## Task statement
State the number of lines with the string "公共财政补助支出预算表" in them, and nothing else.

Recorded data
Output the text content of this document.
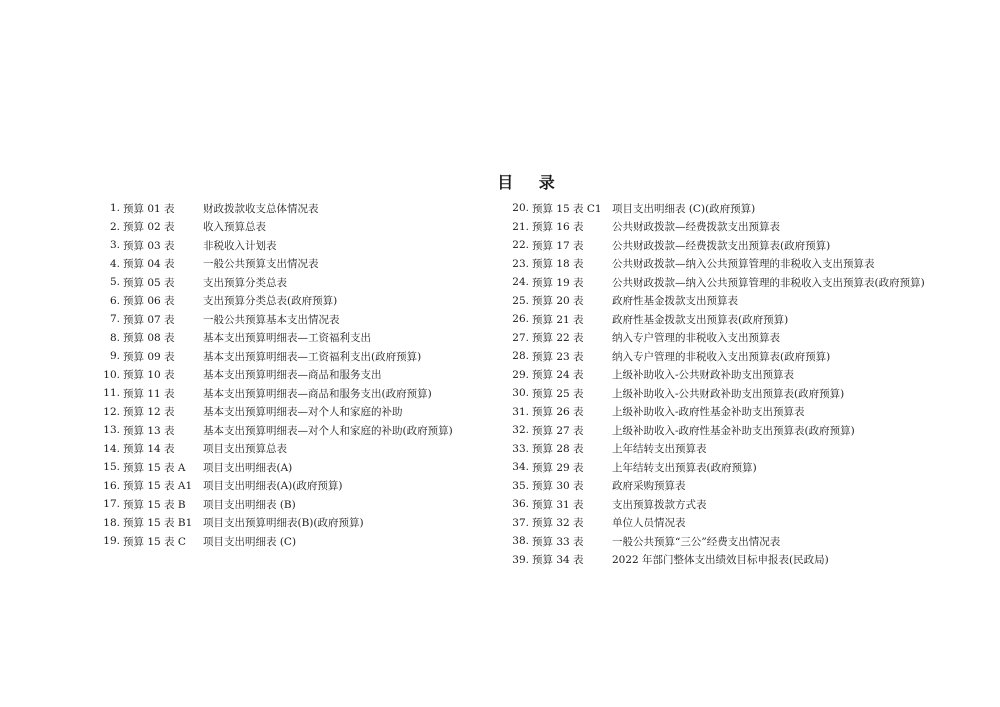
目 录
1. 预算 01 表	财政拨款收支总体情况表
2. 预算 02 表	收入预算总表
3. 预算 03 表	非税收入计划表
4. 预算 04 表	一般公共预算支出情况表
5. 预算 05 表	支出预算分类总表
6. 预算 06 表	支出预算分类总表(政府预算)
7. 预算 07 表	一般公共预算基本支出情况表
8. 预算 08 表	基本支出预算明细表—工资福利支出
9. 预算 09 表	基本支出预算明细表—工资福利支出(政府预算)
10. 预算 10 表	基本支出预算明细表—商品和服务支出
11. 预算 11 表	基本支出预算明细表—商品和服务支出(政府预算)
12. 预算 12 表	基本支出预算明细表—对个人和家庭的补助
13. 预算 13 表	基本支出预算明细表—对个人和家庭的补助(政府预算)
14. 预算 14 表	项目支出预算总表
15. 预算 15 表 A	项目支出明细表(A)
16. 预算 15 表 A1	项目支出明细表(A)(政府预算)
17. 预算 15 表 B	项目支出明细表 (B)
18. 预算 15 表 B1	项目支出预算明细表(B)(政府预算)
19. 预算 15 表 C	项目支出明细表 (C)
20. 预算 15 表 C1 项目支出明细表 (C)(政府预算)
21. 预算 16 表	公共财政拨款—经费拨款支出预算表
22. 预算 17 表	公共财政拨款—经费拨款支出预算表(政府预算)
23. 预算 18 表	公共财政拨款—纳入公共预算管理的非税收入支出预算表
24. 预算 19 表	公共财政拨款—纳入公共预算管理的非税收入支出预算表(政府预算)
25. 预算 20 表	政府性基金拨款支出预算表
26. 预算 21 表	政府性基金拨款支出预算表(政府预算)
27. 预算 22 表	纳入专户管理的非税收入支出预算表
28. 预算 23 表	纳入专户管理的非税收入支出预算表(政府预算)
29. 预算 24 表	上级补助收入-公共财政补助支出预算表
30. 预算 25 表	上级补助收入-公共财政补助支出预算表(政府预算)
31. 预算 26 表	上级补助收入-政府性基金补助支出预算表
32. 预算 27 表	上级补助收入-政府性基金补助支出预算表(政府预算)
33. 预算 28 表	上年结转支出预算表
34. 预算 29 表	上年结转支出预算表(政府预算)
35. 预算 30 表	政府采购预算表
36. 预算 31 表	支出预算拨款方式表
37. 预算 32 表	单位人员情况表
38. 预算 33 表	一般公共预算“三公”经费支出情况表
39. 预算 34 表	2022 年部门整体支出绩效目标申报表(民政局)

## Result
2